▶ _Given records_

___

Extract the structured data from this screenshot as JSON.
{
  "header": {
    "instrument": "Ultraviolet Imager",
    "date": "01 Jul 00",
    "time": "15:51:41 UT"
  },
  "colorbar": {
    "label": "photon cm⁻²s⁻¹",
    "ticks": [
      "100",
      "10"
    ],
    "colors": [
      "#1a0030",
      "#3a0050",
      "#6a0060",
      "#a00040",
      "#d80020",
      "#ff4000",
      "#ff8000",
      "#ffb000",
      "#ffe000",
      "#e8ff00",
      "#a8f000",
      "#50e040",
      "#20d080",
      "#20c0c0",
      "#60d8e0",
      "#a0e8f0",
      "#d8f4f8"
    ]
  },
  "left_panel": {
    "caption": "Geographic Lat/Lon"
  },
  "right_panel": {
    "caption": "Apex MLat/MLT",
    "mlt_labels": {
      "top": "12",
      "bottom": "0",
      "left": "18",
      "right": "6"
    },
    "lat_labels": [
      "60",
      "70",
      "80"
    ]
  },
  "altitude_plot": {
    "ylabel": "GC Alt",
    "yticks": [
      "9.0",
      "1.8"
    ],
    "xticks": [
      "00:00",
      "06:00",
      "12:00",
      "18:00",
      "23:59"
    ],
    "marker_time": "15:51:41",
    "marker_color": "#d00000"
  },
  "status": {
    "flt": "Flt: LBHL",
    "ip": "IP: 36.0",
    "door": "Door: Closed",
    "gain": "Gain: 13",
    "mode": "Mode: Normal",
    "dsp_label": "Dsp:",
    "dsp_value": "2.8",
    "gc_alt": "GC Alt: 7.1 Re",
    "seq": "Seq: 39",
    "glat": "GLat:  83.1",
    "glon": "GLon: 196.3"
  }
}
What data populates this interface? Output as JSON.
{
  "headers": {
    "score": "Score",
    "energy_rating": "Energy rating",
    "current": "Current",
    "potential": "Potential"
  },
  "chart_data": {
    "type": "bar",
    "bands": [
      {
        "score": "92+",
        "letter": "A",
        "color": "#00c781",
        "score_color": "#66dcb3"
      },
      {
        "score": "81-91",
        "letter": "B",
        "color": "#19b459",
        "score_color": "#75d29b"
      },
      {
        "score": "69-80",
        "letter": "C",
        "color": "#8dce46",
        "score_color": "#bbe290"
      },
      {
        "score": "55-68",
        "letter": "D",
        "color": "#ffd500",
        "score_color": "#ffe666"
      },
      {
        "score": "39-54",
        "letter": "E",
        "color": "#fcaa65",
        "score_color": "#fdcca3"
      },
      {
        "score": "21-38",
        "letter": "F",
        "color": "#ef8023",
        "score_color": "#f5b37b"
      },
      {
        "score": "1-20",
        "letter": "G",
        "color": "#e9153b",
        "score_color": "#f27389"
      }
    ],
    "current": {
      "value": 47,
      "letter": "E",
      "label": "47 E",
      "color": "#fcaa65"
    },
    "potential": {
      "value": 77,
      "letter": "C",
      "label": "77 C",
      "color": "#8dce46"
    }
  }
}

___

▶ _What the task requires_
Would you give the material above again, complete and exact?

▶ _Solution_
Extract the structured data from this screenshot as JSON.
{
  "header": {
    "instrument": "Ultraviolet Imager",
    "date": "01 Jul 00",
    "time": "15:51:41 UT"
  },
  "colorbar": {
    "label": "photon cm⁻²s⁻¹",
    "ticks": [
      "100",
      "10"
    ],
    "colors": [
      "#1a0030",
      "#3a0050",
      "#6a0060",
      "#a00040",
      "#d80020",
      "#ff4000",
      "#ff8000",
      "#ffb000",
      "#ffe000",
      "#e8ff00",
      "#a8f000",
      "#50e040",
      "#20d080",
      "#20c0c0",
      "#60d8e0",
      "#a0e8f0",
      "#d8f4f8"
    ]
  },
  "left_panel": {
    "caption": "Geographic Lat/Lon"
  },
  "right_panel": {
    "caption": "Apex MLat/MLT",
    "mlt_labels": {
      "top": "12",
      "bottom": "0",
      "left": "18",
      "right": "6"
    },
    "lat_labels": [
      "60",
      "70",
      "80"
    ]
  },
  "altitude_plot": {
    "ylabel": "GC Alt",
    "yticks": [
      "9.0",
      "1.8"
    ],
    "xticks": [
      "00:00",
      "06:00",
      "12:00",
      "18:00",
      "23:59"
    ],
    "marker_time": "15:51:41",
    "marker_color": "#d00000"
  },
  "status": {
    "flt": "Flt: LBHL",
    "ip": "IP: 36.0",
    "door": "Door: Closed",
    "gain": "Gain: 13",
    "mode": "Mode: Normal",
    "dsp_label": "Dsp:",
    "dsp_value": "2.8",
    "gc_alt": "GC Alt: 7.1 Re",
    "seq": "Seq: 39",
    "glat": "GLat:  83.1",
    "glon": "GLon: 196.3"
  }
}
What data populates this interface? Output as JSON.
{
  "headers": {
    "score": "Score",
    "energy_rating": "Energy rating",
    "current": "Current",
    "potential": "Potential"
  },
  "chart_data": {
    "type": "bar",
    "bands": [
      {
        "score": "92+",
        "letter": "A",
        "color": "#00c781",
        "score_color": "#66dcb3"
      },
      {
        "score": "81-91",
        "letter": "B",
        "color": "#19b459",
        "score_color": "#75d29b"
      },
      {
        "score": "69-80",
        "letter": "C",
        "color": "#8dce46",
        "score_color": "#bbe290"
      },
      {
        "score": "55-68",
        "letter": "D",
        "color": "#ffd500",
        "score_color": "#ffe666"
      },
      {
        "score": "39-54",
        "letter": "E",
        "color": "#fcaa65",
        "score_color": "#fdcca3"
      },
      {
        "score": "21-38",
        "letter": "F",
        "color": "#ef8023",
        "score_color": "#f5b37b"
      },
      {
        "score": "1-20",
        "letter": "G",
        "color": "#e9153b",
        "score_color": "#f27389"
      }
    ],
    "current": {
      "value": 47,
      "letter": "E",
      "label": "47 E",
      "color": "#fcaa65"
    },
    "potential": {
      "value": 77,
      "letter": "C",
      "label": "77 C",
      "color": "#8dce46"
    }
  }
}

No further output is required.